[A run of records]
++++++++++++++++++++

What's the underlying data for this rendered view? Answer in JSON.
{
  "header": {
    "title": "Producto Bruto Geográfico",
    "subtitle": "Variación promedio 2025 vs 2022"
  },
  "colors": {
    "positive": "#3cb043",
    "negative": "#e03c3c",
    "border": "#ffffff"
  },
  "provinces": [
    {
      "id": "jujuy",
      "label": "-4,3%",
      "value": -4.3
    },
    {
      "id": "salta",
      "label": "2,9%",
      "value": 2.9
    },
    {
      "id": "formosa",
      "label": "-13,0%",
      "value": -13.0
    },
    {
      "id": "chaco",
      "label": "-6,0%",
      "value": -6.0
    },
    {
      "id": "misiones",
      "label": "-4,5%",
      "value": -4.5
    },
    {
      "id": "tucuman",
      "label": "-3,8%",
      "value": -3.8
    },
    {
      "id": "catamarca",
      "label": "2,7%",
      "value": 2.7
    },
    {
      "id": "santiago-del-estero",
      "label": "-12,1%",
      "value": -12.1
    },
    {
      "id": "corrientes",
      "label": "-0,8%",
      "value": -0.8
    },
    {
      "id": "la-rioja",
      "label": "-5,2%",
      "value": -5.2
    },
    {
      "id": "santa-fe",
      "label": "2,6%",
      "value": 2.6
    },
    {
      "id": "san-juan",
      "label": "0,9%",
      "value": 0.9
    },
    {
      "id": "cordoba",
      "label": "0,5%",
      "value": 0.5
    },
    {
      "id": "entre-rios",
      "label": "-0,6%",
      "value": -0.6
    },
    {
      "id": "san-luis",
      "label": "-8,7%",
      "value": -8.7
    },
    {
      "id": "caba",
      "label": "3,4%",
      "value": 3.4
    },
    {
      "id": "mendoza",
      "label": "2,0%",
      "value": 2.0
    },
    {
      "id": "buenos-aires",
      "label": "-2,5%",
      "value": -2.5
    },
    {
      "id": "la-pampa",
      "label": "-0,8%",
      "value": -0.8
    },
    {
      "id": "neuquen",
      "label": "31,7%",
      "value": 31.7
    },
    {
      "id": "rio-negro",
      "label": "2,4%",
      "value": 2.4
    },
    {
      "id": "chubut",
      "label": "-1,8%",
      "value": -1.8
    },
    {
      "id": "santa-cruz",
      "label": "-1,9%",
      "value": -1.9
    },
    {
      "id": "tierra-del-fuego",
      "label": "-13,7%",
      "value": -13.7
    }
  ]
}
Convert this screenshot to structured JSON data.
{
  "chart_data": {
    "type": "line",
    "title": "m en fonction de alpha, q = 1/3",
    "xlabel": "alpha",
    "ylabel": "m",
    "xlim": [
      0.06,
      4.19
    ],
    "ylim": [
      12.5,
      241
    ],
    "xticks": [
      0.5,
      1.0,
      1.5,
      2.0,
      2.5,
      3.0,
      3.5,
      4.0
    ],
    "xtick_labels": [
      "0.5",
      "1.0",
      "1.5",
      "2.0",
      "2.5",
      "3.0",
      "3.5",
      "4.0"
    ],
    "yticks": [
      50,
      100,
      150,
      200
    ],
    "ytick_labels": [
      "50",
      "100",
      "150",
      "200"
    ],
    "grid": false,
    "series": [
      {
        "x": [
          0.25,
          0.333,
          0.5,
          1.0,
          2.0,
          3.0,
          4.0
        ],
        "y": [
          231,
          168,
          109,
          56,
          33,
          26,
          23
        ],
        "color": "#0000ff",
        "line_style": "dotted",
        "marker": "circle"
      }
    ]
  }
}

++++++++++++++++++++

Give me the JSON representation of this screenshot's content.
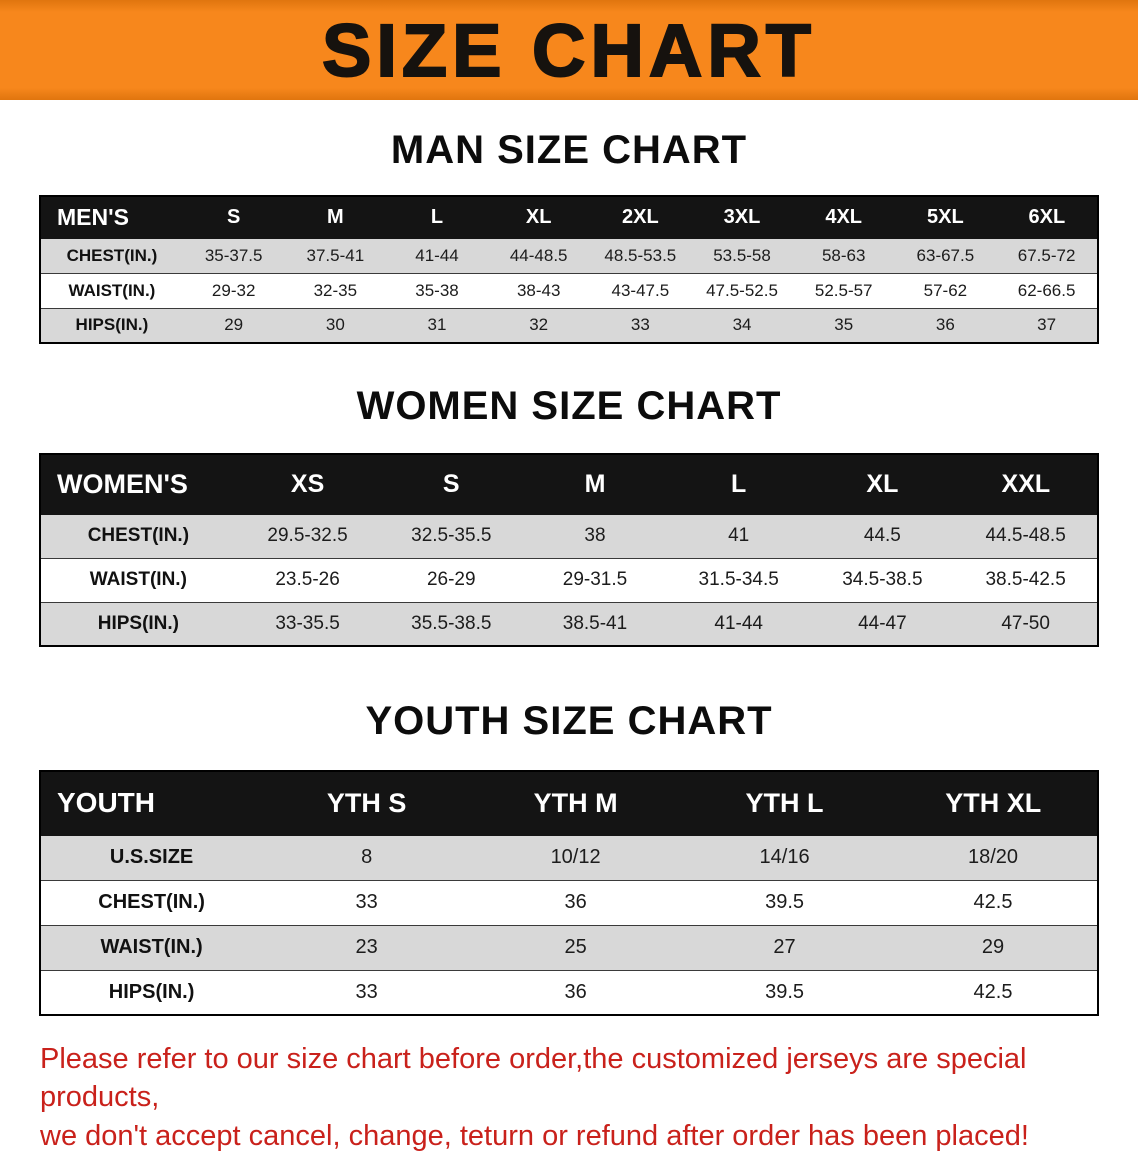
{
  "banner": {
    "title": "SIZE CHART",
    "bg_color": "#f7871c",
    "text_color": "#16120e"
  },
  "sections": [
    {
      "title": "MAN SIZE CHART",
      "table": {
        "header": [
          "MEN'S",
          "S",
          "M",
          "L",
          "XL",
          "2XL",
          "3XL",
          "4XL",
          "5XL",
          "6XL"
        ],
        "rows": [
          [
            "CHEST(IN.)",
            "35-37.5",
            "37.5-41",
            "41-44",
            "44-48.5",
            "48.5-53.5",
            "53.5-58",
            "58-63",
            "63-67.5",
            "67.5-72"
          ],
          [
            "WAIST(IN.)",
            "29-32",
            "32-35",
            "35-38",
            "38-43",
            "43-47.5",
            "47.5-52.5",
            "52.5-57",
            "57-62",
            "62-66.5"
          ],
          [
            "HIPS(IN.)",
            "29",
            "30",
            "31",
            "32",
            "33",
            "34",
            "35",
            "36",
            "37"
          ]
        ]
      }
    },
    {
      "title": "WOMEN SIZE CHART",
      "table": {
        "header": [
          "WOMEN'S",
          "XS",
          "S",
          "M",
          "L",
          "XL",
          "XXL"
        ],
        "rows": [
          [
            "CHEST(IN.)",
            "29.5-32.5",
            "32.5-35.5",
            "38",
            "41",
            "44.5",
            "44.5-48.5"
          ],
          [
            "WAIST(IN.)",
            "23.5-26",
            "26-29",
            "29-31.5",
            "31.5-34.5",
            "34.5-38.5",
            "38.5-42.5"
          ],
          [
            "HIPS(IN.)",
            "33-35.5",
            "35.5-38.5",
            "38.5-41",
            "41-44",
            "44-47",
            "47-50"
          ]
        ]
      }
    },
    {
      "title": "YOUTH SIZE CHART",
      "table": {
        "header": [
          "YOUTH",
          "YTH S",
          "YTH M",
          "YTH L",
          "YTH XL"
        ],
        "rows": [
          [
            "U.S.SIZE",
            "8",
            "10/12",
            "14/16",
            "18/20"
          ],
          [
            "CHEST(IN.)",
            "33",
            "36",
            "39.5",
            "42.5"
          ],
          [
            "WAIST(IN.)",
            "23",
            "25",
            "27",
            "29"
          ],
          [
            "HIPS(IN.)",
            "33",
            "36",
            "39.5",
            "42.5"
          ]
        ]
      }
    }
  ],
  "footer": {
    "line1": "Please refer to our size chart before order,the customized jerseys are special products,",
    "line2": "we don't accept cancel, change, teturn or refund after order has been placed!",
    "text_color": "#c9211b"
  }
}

++++++++++++++++++++

Using the listing above, show every line that includes the string "alpha".

### Answer to this exercise
    "title": "m en fonction de alpha, q = 1/3",
    "xlabel": "alpha",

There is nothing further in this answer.